▶ Exercise description: Tally up how many lines in the listing below contain the string "的小物块", and give only the total.

▶ Records for the exercise:
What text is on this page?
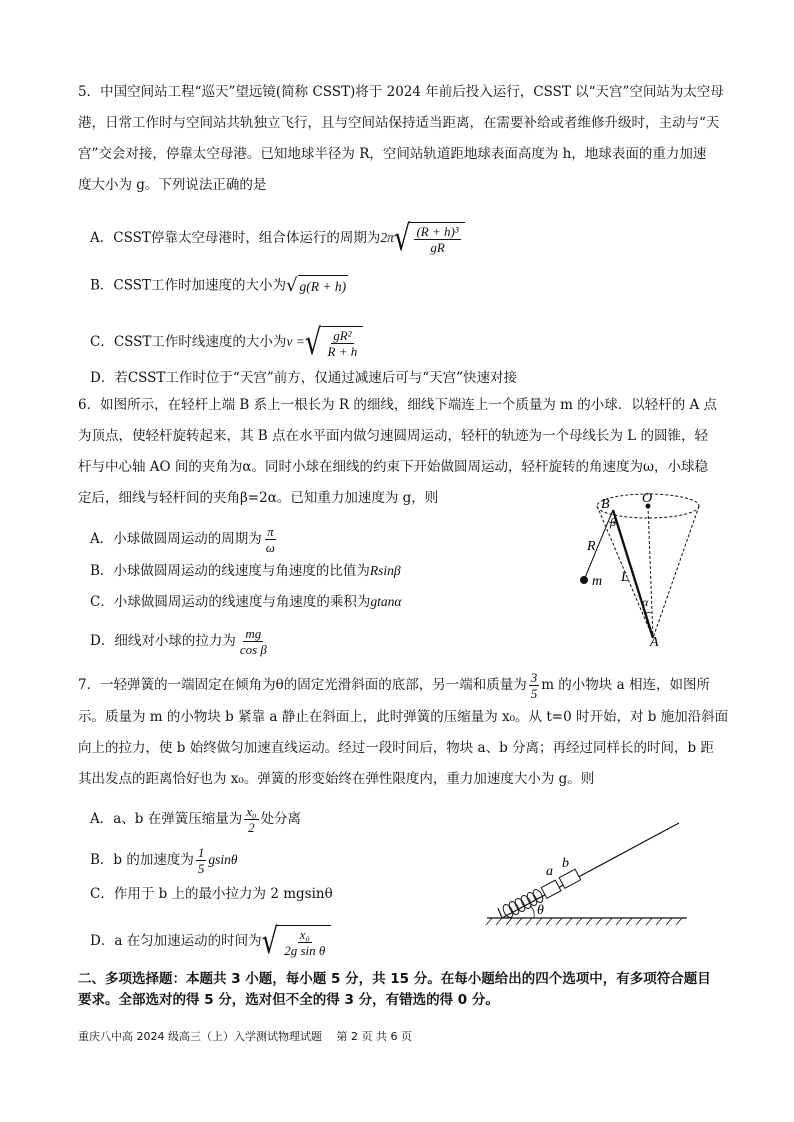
5．中国空间站工程“巡天”望远镜(简称 CSST)将于 2024 年前后投入运行，CSST 以“天宫”空间站为太空母
港，日常工作时与空间站共轨独立飞行，且与空间站保持适当距离，在需要补给或者维修升级时，主动与“天
宫”交会对接，停靠太空母港。已知地球半径为 R，空间站轨道距地球表面高度为 h，地球表面的重力加速
度大小为 g。下列说法正确的是
A．CSST停靠太空母港时，组合体运行的周期为2π √ $\frac{\text{(R + h)³}}{gR}$
B．CSST工作时加速度的大小为 √ g(R + h)
C．CSST工作时线速度的大小为v = √ $\frac{\text{gR²}}{R + h}$
D．若CSST工作时位于“天宫”前方，仅通过减速后可与“天宫”快速对接
6．如图所示，在轻杆上端 B 系上一根长为 R 的细线，细线下端连上一个质量为 m 的小球．以轻杆的 A 点
为顶点，使轻杆旋转起来，其 B 点在水平面内做匀速圆周运动，轻杆的轨迹为一个母线长为 L 的圆锥，轻
杆与中心轴 AO 间的夹角为α。同时小球在细线的约束下开始做圆周运动，轻杆旋转的角速度为ω，小球稳
定后，细线与轻杆间的夹角β=2α。已知重力加速度为 g，则
A．小球做圆周运动的周期为 $\frac{\pi}{\omega}$
B．小球做圆周运动的线速度与角速度的比值为Rsinβ
C．小球做圆周运动的线速度与角速度的乘积为gtanα
D．细线对小球的拉力为 $\frac{mg}{\text{cos β}}$
O
B
β
R
m L
α
A
7．一轻弹簧的一端固定在倾角为θ的固定光滑斜面的底部，另一端和质量为 $\frac{3}{5}$ m 的小物块 a 相连，如图所
示。质量为 m 的小物块 b 紧靠 a 静止在斜面上，此时弹簧的压缩量为 x₀。从 t=0 时开始，对 b 施加沿斜面
向上的拉力，使 b 始终做匀加速直线运动。经过一段时间后，物块 a、b 分离；再经过同样长的时间，b 距
其出发点的距离恰好也为 x₀。弹簧的形变始终在弹性限度内，重力加速度大小为 g。则
A．a、b 在弹簧压缩量为 $\frac{\text{x₀}}{2}$ 处分离
B．b 的加速度为 $\frac{1}{5}$ gsinθ
C．作用于 b 上的最小拉力为 2 mgsinθ
D．a 在匀加速运动的时间为 √ $\frac{\text{x₀}}{\text{2g sin θ}}$
a
b
θ
二、多项选择题：本题共 3 小题，每小题 5 分，共 15 分。在每小题给出的四个选项中，有多项符合题目
要求。全部选对的得 5 分，选对但不全的得 3 分，有错选的得 0 分。
重庆八中高 2024 级高三（上）入学测试物理试题　 第 2 页 共 6 页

▶ Task answer: 2